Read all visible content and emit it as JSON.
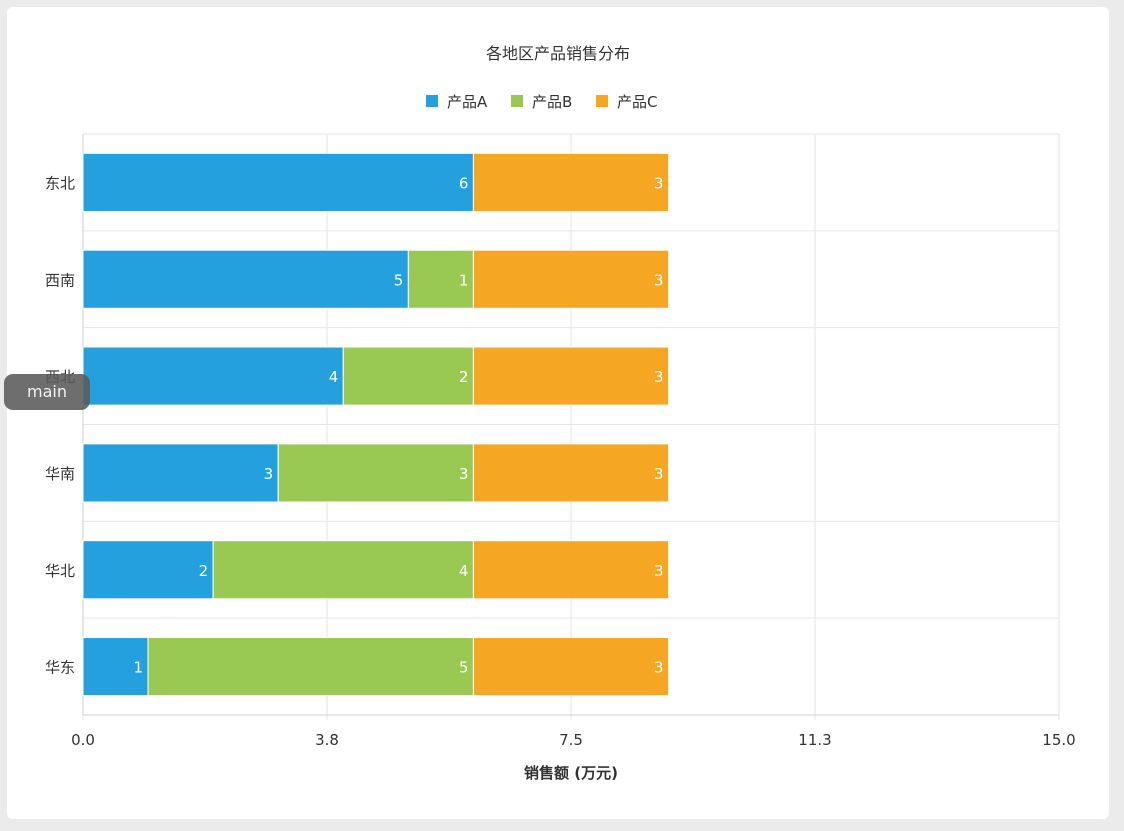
{
  "chart_data": {
    "type": "bar",
    "orientation": "horizontal",
    "stacked": true,
    "title": "各地区产品销售分布",
    "xlabel": "销售额 (万元)",
    "ylabel": "",
    "categories": [
      "东北",
      "西南",
      "西北",
      "华南",
      "华北",
      "华东"
    ],
    "series": [
      {
        "name": "产品A",
        "color": "#23a0dd",
        "values": [
          6,
          5,
          4,
          3,
          2,
          1
        ]
      },
      {
        "name": "产品B",
        "color": "#99c953",
        "values": [
          0,
          1,
          2,
          3,
          4,
          5
        ]
      },
      {
        "name": "产品C",
        "color": "#f5a623",
        "values": [
          3,
          3,
          3,
          3,
          3,
          3
        ]
      }
    ],
    "xlim": [
      0,
      15
    ],
    "x_ticks": [
      "0.0",
      "3.8",
      "7.5",
      "11.3",
      "15.0"
    ],
    "x_tick_values": [
      0,
      3.75,
      7.5,
      11.25,
      15
    ],
    "grid": true,
    "legend_position": "top-center"
  },
  "frame_badge": "main"
}
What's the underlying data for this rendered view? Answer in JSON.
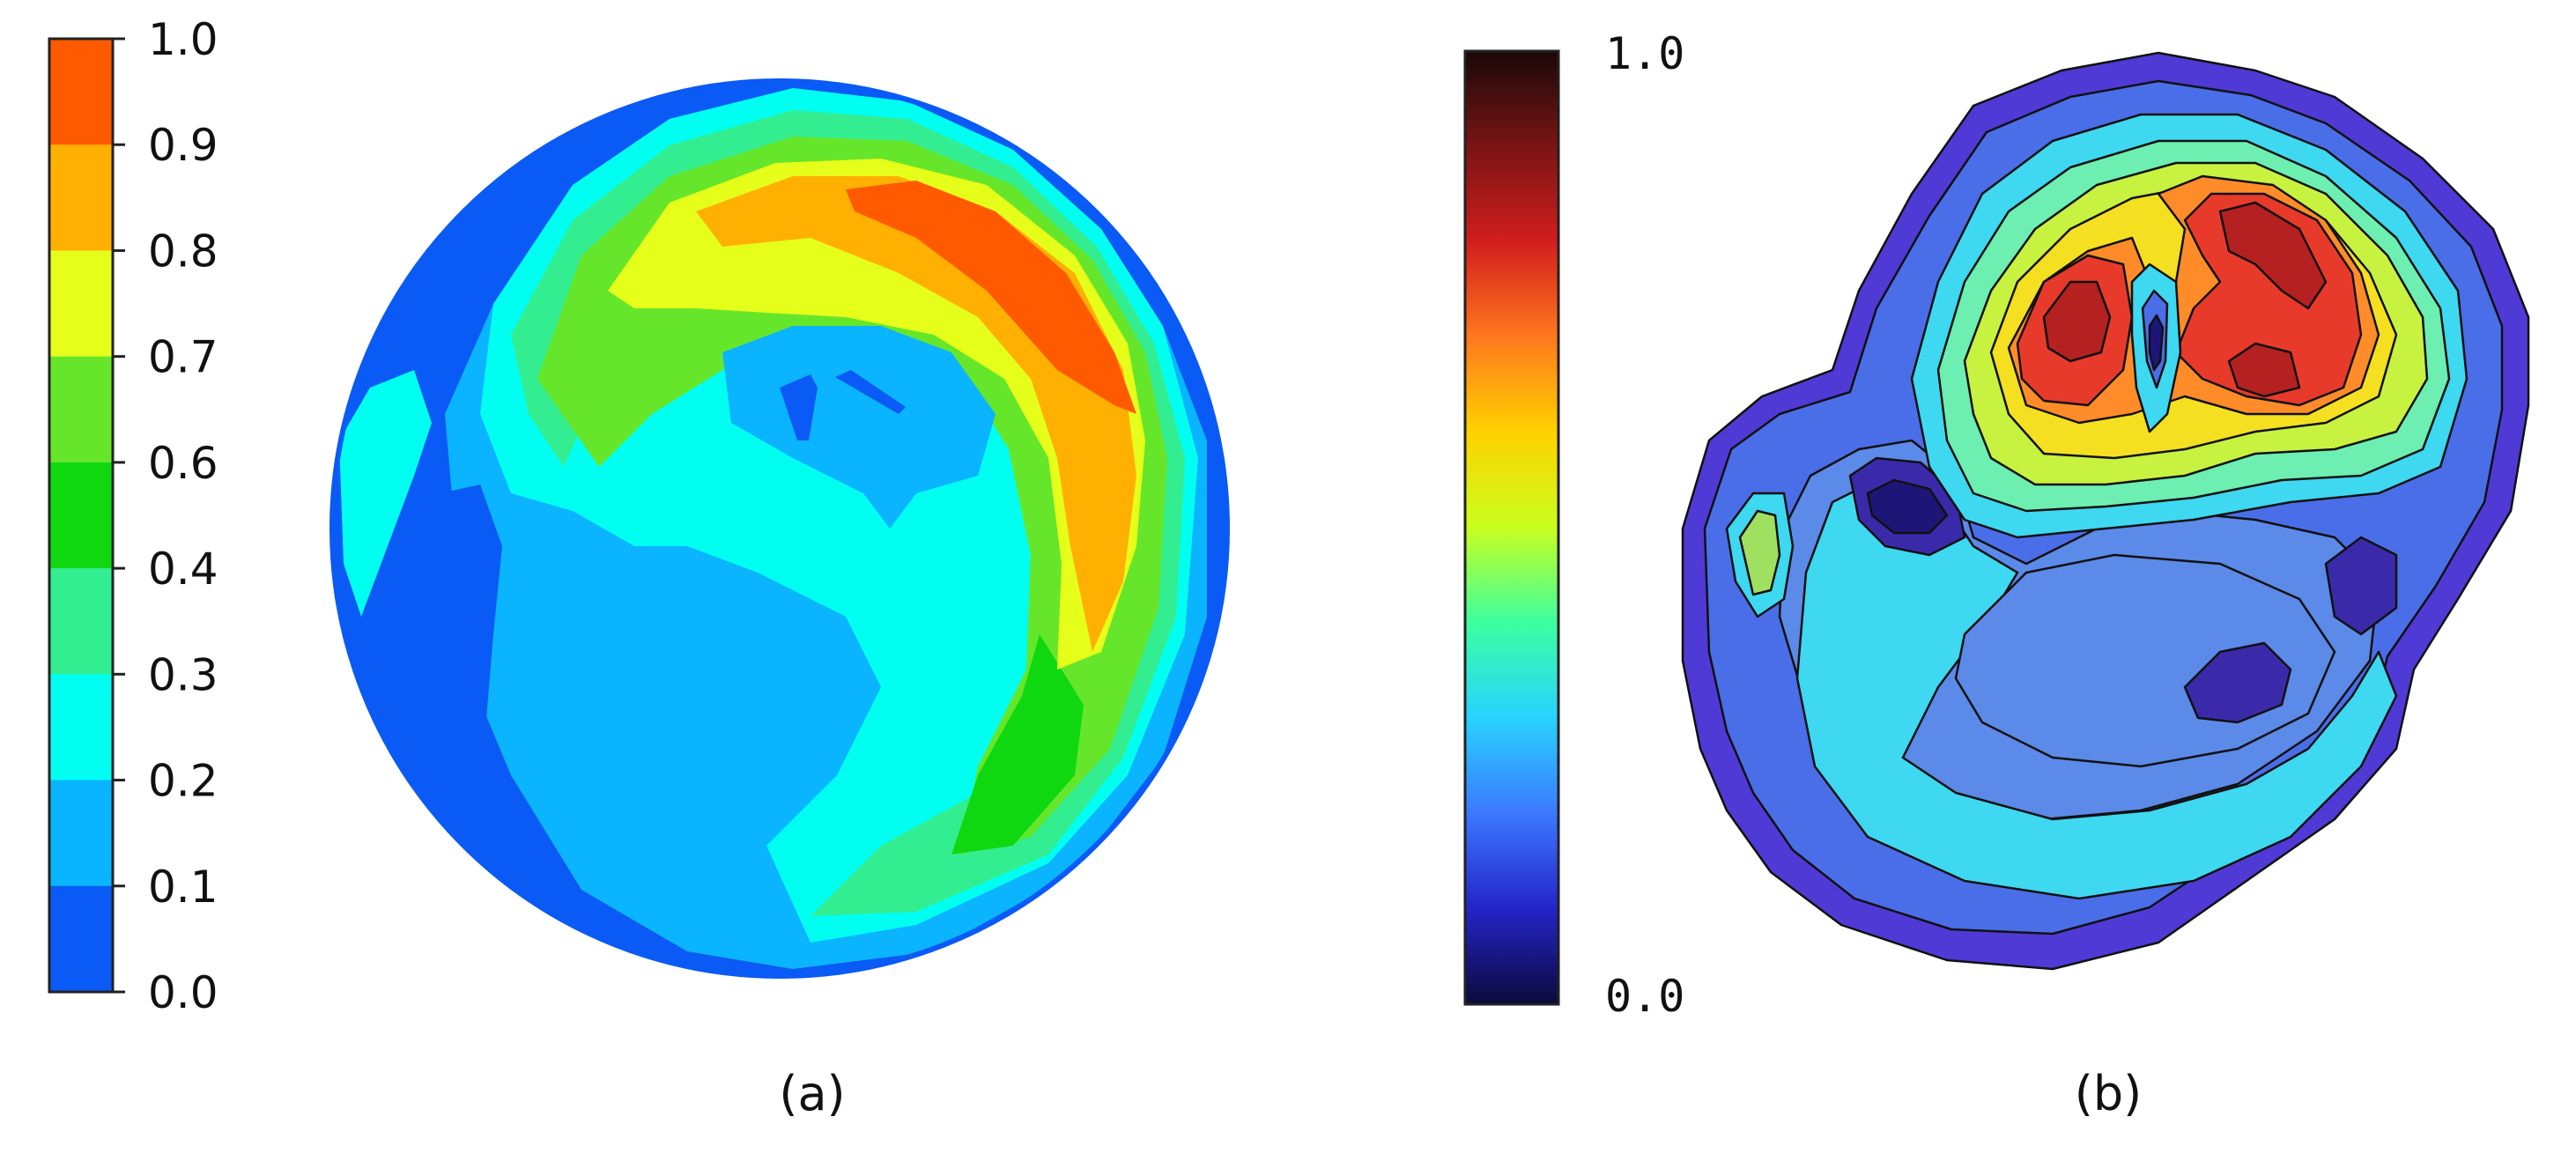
{
  "panel_a": {
    "caption": "(a)",
    "colorbar_ticks": [
      "1.0",
      "0.9",
      "0.8",
      "0.7",
      "0.6",
      "0.4",
      "0.3",
      "0.2",
      "0.1",
      "0.0"
    ],
    "colorbar_colors": [
      "#FF5A00",
      "#FFB000",
      "#E6FF1A",
      "#66E62A",
      "#10D810",
      "#33EE90",
      "#00FFF0",
      "#0AB4FF",
      "#0A5AF5"
    ]
  },
  "panel_b": {
    "caption": "(b)",
    "colorbar_max_label": "1.0",
    "colorbar_min_label": "0.0",
    "colormap_stops": [
      "#0a0a3c",
      "#2424c8",
      "#3c78ff",
      "#28d2ff",
      "#3cffa0",
      "#c8ff1e",
      "#ffd200",
      "#ff781e",
      "#d21e1e",
      "#7a1414",
      "#1a0808"
    ]
  }
}
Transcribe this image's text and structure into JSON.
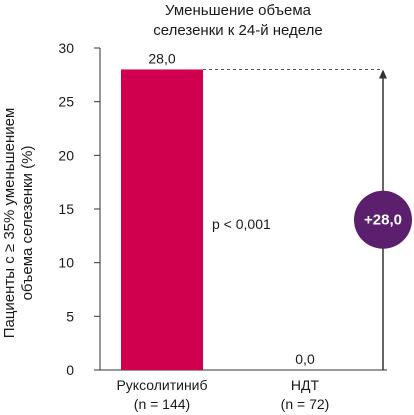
{
  "chart_data": {
    "type": "bar",
    "title_lines": [
      "Уменьшение объема",
      "селезенки к 24-й неделе"
    ],
    "ylabel_lines": [
      "Пациенты с ≥ 35% уменьшением",
      "объема селезенки (%)"
    ],
    "ylim": [
      0,
      30
    ],
    "yticks": [
      0,
      5,
      10,
      15,
      20,
      25,
      30
    ],
    "categories": [
      {
        "name": "Руксолитиниб",
        "n": "(n = 144)"
      },
      {
        "name": "НДТ",
        "n": "(n = 72)"
      }
    ],
    "values": [
      28.0,
      0.0
    ],
    "value_labels": [
      "28,0",
      "0,0"
    ],
    "bar_colors": [
      "#d0004f",
      "#d0004f"
    ],
    "pvalue": "p < 0,001",
    "difference": {
      "label": "+28,0",
      "color": "#5b1f6e"
    },
    "grid": false
  }
}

──────────

» SHORT TASK
Find every line above that contains the word "JSON", and return each one.

» EXERCISE OUTPUT
Read all visible content and emit it as JSON.
What's the underlying data for this rendered view? Answer in JSON.
Transcribe this image's text and structure into JSON.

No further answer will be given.